Your objective – Using the entries that follow, collect the lines where the word "当头棒喝" appears.

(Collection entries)
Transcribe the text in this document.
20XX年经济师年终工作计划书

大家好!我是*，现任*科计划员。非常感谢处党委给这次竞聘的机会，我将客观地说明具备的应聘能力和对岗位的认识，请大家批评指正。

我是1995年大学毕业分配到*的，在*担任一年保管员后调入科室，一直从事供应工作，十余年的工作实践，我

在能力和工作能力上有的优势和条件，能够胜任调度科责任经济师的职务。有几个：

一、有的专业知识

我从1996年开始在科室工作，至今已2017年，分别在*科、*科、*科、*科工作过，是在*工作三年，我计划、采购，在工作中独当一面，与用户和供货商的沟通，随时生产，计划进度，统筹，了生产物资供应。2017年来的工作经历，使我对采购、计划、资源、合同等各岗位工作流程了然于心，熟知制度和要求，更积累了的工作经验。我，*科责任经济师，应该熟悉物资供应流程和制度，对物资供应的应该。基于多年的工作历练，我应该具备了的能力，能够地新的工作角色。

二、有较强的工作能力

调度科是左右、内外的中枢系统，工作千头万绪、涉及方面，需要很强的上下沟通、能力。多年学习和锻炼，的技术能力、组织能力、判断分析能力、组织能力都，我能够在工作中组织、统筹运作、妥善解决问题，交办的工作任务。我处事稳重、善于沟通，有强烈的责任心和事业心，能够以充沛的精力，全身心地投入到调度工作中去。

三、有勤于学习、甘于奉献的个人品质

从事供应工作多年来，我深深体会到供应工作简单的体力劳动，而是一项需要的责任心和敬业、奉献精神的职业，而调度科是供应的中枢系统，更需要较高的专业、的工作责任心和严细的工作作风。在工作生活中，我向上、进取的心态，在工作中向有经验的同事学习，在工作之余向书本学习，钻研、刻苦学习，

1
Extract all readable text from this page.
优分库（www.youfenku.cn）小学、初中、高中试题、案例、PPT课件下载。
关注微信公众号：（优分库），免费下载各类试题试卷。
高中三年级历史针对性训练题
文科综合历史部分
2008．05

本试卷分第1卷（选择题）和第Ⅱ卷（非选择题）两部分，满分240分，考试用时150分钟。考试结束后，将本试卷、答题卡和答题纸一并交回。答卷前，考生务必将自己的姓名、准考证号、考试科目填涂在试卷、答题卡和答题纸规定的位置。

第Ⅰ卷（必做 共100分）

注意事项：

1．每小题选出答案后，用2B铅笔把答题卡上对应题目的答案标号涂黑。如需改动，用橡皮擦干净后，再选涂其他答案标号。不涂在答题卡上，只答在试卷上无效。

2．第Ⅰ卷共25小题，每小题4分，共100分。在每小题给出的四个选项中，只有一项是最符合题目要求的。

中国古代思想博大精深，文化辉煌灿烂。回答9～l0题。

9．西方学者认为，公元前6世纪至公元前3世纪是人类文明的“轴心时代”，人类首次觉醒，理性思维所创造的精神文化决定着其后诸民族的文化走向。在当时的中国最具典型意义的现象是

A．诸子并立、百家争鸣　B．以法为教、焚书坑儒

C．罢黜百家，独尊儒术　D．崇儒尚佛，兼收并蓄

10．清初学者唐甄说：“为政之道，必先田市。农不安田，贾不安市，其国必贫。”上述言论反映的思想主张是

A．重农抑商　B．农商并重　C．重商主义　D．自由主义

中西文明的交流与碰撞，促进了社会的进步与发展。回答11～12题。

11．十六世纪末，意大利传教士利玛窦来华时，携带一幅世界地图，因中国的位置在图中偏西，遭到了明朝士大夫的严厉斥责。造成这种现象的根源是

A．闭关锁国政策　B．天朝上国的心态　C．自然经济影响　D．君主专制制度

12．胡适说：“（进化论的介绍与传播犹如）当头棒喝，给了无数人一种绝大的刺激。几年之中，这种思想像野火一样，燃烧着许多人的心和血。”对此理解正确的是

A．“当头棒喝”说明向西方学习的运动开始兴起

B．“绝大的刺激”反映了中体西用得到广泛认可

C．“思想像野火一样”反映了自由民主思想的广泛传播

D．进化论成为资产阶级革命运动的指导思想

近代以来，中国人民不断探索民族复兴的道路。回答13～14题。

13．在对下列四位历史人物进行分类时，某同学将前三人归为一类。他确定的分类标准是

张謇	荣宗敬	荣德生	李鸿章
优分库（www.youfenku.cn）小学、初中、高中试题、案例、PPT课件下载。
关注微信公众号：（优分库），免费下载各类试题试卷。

Solution for this exercise –
12．胡适说：“（进化论的介绍与传播犹如）当头棒喝，给了无数人一种绝大的刺激。几年之中，这种思想像野火一样，燃烧着许多人的心和血。”对此理解正确的是
A．“当头棒喝”说明向西方学习的运动开始兴起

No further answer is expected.